▸ **WORK INSTRUCTIONS**: Repeat each entry in full, exactly.

** start PROVIDED INFORMATION **

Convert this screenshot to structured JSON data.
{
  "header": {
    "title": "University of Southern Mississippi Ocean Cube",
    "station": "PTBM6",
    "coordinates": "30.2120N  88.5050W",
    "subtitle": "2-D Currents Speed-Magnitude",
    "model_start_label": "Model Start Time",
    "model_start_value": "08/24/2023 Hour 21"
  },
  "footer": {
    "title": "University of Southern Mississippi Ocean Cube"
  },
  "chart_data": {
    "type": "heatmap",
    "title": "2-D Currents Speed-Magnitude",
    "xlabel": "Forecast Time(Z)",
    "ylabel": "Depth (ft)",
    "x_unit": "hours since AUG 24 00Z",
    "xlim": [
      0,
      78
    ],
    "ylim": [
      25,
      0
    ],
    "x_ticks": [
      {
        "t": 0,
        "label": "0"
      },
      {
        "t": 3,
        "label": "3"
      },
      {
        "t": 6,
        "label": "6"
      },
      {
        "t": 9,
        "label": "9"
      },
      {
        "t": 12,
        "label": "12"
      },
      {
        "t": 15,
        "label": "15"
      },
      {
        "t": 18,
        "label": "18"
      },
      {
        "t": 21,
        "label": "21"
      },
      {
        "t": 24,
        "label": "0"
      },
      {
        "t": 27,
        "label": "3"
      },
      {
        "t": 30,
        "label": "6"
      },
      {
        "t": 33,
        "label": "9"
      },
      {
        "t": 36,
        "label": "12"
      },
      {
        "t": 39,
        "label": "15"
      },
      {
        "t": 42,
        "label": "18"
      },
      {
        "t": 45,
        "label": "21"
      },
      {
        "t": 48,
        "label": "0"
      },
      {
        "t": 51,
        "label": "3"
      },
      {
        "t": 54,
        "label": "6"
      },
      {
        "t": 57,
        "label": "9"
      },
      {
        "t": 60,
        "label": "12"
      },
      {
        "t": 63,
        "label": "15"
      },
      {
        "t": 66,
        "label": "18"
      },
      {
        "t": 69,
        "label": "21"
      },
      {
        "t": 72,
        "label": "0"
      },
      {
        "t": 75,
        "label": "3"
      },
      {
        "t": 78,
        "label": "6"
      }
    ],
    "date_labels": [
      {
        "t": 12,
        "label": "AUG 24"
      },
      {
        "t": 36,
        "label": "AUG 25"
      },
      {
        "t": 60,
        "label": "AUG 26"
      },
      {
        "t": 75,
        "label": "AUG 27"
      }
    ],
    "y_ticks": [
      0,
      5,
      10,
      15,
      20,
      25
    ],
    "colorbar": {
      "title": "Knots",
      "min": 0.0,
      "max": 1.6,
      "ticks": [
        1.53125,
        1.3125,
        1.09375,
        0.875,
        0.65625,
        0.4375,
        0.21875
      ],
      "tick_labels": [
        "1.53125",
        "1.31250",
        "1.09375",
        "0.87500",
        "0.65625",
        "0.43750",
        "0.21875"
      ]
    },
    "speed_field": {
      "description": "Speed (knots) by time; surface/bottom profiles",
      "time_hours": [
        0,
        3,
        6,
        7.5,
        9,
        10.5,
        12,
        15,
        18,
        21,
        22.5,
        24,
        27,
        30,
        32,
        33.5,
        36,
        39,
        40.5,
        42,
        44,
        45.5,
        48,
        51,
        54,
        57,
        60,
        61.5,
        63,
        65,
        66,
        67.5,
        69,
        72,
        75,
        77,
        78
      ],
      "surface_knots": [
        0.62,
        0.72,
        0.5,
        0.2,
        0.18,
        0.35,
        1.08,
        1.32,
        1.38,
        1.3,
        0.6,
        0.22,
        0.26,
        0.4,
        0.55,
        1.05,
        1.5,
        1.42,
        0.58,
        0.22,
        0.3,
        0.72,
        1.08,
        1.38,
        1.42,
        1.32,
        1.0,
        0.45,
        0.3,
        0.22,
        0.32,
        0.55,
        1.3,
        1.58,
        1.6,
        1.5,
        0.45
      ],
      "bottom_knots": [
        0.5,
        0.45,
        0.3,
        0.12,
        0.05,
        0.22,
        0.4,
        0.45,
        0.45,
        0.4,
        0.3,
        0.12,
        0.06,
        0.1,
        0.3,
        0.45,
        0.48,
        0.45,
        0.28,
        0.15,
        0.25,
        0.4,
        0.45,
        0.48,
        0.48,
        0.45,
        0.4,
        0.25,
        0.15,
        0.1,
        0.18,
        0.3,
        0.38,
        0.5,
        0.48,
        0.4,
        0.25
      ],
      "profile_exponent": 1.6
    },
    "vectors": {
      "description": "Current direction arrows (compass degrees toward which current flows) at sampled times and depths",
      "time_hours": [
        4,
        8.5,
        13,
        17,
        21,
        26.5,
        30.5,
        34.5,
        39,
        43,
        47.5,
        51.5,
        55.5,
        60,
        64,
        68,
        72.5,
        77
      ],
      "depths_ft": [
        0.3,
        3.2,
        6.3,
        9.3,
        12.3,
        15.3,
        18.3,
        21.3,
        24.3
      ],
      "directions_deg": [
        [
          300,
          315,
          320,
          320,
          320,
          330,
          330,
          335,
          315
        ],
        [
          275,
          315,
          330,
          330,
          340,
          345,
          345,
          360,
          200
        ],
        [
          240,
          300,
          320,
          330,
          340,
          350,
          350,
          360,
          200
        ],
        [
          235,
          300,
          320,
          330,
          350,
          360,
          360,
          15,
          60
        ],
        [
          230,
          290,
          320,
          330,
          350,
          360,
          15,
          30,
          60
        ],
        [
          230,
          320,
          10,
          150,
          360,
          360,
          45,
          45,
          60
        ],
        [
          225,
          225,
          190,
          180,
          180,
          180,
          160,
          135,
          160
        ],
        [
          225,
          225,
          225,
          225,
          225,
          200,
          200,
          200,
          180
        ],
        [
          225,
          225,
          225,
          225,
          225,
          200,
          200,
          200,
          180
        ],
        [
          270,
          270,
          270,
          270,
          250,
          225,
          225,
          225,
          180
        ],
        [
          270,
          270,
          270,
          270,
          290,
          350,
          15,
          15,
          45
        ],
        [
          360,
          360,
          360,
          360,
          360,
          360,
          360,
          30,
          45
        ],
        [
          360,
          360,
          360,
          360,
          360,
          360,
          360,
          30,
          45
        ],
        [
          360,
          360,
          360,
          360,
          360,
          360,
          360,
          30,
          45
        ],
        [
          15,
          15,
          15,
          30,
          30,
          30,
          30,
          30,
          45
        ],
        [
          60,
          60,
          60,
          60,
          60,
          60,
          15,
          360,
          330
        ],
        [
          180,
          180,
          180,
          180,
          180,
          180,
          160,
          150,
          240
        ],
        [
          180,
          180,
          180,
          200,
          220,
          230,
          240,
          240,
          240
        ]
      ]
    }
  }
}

** end PROVIDED INFORMATION **

▸ **REPLY**:
Convert this screenshot to structured JSON data.
{
  "header": {
    "title": "University of Southern Mississippi Ocean Cube",
    "station": "PTBM6",
    "coordinates": "30.2120N  88.5050W",
    "subtitle": "2-D Currents Speed-Magnitude",
    "model_start_label": "Model Start Time",
    "model_start_value": "08/24/2023 Hour 21"
  },
  "footer": {
    "title": "University of Southern Mississippi Ocean Cube"
  },
  "chart_data": {
    "type": "heatmap",
    "title": "2-D Currents Speed-Magnitude",
    "xlabel": "Forecast Time(Z)",
    "ylabel": "Depth (ft)",
    "x_unit": "hours since AUG 24 00Z",
    "xlim": [
      0,
      78
    ],
    "ylim": [
      25,
      0
    ],
    "x_ticks": [
      {
        "t": 0,
        "label": "0"
      },
      {
        "t": 3,
        "label": "3"
      },
      {
        "t": 6,
        "label": "6"
      },
      {
        "t": 9,
        "label": "9"
      },
      {
        "t": 12,
        "label": "12"
      },
      {
        "t": 15,
        "label": "15"
      },
      {
        "t": 18,
        "label": "18"
      },
      {
        "t": 21,
        "label": "21"
      },
      {
        "t": 24,
        "label": "0"
      },
      {
        "t": 27,
        "label": "3"
      },
      {
        "t": 30,
        "label": "6"
      },
      {
        "t": 33,
        "label": "9"
      },
      {
        "t": 36,
        "label": "12"
      },
      {
        "t": 39,
        "label": "15"
      },
      {
        "t": 42,
        "label": "18"
      },
      {
        "t": 45,
        "label": "21"
      },
      {
        "t": 48,
        "label": "0"
      },
      {
        "t": 51,
        "label": "3"
      },
      {
        "t": 54,
        "label": "6"
      },
      {
        "t": 57,
        "label": "9"
      },
      {
        "t": 60,
        "label": "12"
      },
      {
        "t": 63,
        "label": "15"
      },
      {
        "t": 66,
        "label": "18"
      },
      {
        "t": 69,
        "label": "21"
      },
      {
        "t": 72,
        "label": "0"
      },
      {
        "t": 75,
        "label": "3"
      },
      {
        "t": 78,
        "label": "6"
      }
    ],
    "date_labels": [
      {
        "t": 12,
        "label": "AUG 24"
      },
      {
        "t": 36,
        "label": "AUG 25"
      },
      {
        "t": 60,
        "label": "AUG 26"
      },
      {
        "t": 75,
        "label": "AUG 27"
      }
    ],
    "y_ticks": [
      0,
      5,
      10,
      15,
      20,
      25
    ],
    "colorbar": {
      "title": "Knots",
      "min": 0.0,
      "max": 1.6,
      "ticks": [
        1.53125,
        1.3125,
        1.09375,
        0.875,
        0.65625,
        0.4375,
        0.21875
      ],
      "tick_labels": [
        "1.53125",
        "1.31250",
        "1.09375",
        "0.87500",
        "0.65625",
        "0.43750",
        "0.21875"
      ]
    },
    "speed_field": {
      "description": "Speed (knots) by time; surface/bottom profiles",
      "time_hours": [
        0,
        3,
        6,
        7.5,
        9,
        10.5,
        12,
        15,
        18,
        21,
        22.5,
        24,
        27,
        30,
        32,
        33.5,
        36,
        39,
        40.5,
        42,
        44,
        45.5,
        48,
        51,
        54,
        57,
        60,
        61.5,
        63,
        65,
        66,
        67.5,
        69,
        72,
        75,
        77,
        78
      ],
      "surface_knots": [
        0.62,
        0.72,
        0.5,
        0.2,
        0.18,
        0.35,
        1.08,
        1.32,
        1.38,
        1.3,
        0.6,
        0.22,
        0.26,
        0.4,
        0.55,
        1.05,
        1.5,
        1.42,
        0.58,
        0.22,
        0.3,
        0.72,
        1.08,
        1.38,
        1.42,
        1.32,
        1.0,
        0.45,
        0.3,
        0.22,
        0.32,
        0.55,
        1.3,
        1.58,
        1.6,
        1.5,
        0.45
      ],
      "bottom_knots": [
        0.5,
        0.45,
        0.3,
        0.12,
        0.05,
        0.22,
        0.4,
        0.45,
        0.45,
        0.4,
        0.3,
        0.12,
        0.06,
        0.1,
        0.3,
        0.45,
        0.48,
        0.45,
        0.28,
        0.15,
        0.25,
        0.4,
        0.45,
        0.48,
        0.48,
        0.45,
        0.4,
        0.25,
        0.15,
        0.1,
        0.18,
        0.3,
        0.38,
        0.5,
        0.48,
        0.4,
        0.25
      ],
      "profile_exponent": 1.6
    },
    "vectors": {
      "description": "Current direction arrows (compass degrees toward which current flows) at sampled times and depths",
      "time_hours": [
        4,
        8.5,
        13,
        17,
        21,
        26.5,
        30.5,
        34.5,
        39,
        43,
        47.5,
        51.5,
        55.5,
        60,
        64,
        68,
        72.5,
        77
      ],
      "depths_ft": [
        0.3,
        3.2,
        6.3,
        9.3,
        12.3,
        15.3,
        18.3,
        21.3,
        24.3
      ],
      "directions_deg": [
        [
          300,
          315,
          320,
          320,
          320,
          330,
          330,
          335,
          315
        ],
        [
          275,
          315,
          330,
          330,
          340,
          345,
          345,
          360,
          200
        ],
        [
          240,
          300,
          320,
          330,
          340,
          350,
          350,
          360,
          200
        ],
        [
          235,
          300,
          320,
          330,
          350,
          360,
          360,
          15,
          60
        ],
        [
          230,
          290,
          320,
          330,
          350,
          360,
          15,
          30,
          60
        ],
        [
          230,
          320,
          10,
          150,
          360,
          360,
          45,
          45,
          60
        ],
        [
          225,
          225,
          190,
          180,
          180,
          180,
          160,
          135,
          160
        ],
        [
          225,
          225,
          225,
          225,
          225,
          200,
          200,
          200,
          180
        ],
        [
          225,
          225,
          225,
          225,
          225,
          200,
          200,
          200,
          180
        ],
        [
          270,
          270,
          270,
          270,
          250,
          225,
          225,
          225,
          180
        ],
        [
          270,
          270,
          270,
          270,
          290,
          350,
          15,
          15,
          45
        ],
        [
          360,
          360,
          360,
          360,
          360,
          360,
          360,
          30,
          45
        ],
        [
          360,
          360,
          360,
          360,
          360,
          360,
          360,
          30,
          45
        ],
        [
          360,
          360,
          360,
          360,
          360,
          360,
          360,
          30,
          45
        ],
        [
          15,
          15,
          15,
          30,
          30,
          30,
          30,
          30,
          45
        ],
        [
          60,
          60,
          60,
          60,
          60,
          60,
          15,
          360,
          330
        ],
        [
          180,
          180,
          180,
          180,
          180,
          180,
          160,
          150,
          240
        ],
        [
          180,
          180,
          180,
          200,
          220,
          230,
          240,
          240,
          240
        ]
      ]
    }
  }
}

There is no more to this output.